* [Challenge] List all lines of the data that include the string "learn".

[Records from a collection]
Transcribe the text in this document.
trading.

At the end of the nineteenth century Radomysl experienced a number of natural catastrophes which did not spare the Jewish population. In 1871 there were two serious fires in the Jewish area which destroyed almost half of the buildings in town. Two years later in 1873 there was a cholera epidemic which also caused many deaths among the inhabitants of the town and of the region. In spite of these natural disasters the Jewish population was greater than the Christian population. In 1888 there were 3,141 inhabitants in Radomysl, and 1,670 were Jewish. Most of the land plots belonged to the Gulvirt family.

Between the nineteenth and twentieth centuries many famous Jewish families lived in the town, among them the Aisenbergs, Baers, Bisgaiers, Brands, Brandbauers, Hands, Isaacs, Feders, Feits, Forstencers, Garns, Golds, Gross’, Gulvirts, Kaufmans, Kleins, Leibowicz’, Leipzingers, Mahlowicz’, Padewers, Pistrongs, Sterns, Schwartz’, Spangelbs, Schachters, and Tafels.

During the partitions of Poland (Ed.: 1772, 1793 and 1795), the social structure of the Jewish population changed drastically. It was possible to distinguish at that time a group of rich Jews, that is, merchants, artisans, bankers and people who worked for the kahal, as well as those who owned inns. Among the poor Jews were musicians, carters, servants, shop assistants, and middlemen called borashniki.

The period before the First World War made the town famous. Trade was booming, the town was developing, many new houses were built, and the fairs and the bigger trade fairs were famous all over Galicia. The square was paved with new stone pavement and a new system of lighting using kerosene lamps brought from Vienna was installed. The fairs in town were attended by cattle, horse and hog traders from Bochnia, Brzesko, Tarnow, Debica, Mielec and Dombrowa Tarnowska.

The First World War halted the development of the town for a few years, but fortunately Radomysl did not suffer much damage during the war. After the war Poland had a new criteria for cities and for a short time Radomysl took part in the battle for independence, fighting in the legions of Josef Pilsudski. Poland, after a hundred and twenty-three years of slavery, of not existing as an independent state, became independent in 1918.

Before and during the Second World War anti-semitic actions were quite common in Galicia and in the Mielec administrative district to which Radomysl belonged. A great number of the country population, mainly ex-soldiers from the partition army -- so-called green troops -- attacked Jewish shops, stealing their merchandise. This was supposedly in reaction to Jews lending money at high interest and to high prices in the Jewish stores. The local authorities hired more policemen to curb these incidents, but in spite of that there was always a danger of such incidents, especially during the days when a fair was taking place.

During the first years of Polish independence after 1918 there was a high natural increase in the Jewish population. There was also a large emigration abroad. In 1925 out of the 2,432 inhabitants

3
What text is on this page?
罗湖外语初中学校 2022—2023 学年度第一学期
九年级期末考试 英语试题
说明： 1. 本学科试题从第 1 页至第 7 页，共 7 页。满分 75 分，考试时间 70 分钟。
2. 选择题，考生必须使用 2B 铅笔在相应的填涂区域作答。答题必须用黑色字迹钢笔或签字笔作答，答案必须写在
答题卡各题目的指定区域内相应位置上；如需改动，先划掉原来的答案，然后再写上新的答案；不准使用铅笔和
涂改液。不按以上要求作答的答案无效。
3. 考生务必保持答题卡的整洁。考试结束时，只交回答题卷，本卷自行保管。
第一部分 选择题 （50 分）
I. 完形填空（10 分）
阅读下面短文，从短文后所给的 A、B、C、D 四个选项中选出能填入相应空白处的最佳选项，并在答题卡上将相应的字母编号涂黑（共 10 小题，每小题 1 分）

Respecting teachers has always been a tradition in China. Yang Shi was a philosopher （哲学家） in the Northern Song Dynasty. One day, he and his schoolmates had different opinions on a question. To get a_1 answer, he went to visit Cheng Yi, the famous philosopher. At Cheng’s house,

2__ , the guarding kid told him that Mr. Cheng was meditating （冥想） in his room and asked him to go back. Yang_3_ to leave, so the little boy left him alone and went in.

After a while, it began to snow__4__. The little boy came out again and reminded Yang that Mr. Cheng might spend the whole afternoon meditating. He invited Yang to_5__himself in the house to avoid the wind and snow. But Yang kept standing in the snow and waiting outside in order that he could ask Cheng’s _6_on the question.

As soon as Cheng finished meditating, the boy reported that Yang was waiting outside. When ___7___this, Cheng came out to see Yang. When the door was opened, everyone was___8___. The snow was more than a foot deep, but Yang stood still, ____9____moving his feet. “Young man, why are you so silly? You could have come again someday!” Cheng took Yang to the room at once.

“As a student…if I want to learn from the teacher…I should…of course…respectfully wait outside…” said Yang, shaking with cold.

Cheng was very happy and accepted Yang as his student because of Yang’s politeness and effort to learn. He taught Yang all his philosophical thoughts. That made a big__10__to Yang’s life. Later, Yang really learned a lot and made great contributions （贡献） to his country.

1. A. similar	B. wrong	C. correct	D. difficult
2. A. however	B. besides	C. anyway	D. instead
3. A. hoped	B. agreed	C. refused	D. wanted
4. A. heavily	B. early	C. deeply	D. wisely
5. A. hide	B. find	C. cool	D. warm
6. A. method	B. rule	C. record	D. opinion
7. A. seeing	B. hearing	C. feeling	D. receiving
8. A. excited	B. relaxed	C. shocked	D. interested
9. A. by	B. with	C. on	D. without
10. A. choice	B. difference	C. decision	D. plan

* [Response to the task]
“As a student…if I want to learn from the teacher…I should…of course…respectfully wait outside…” said Yang, shaking with cold.
Cheng was very happy and accepted Yang as his student because of Yang’s politeness and effort to learn. He taught Yang all his philosophical thoughts. That made a big__10__to Yang’s life. Later, Yang really learned a lot and made great contributions （贡献） to his country.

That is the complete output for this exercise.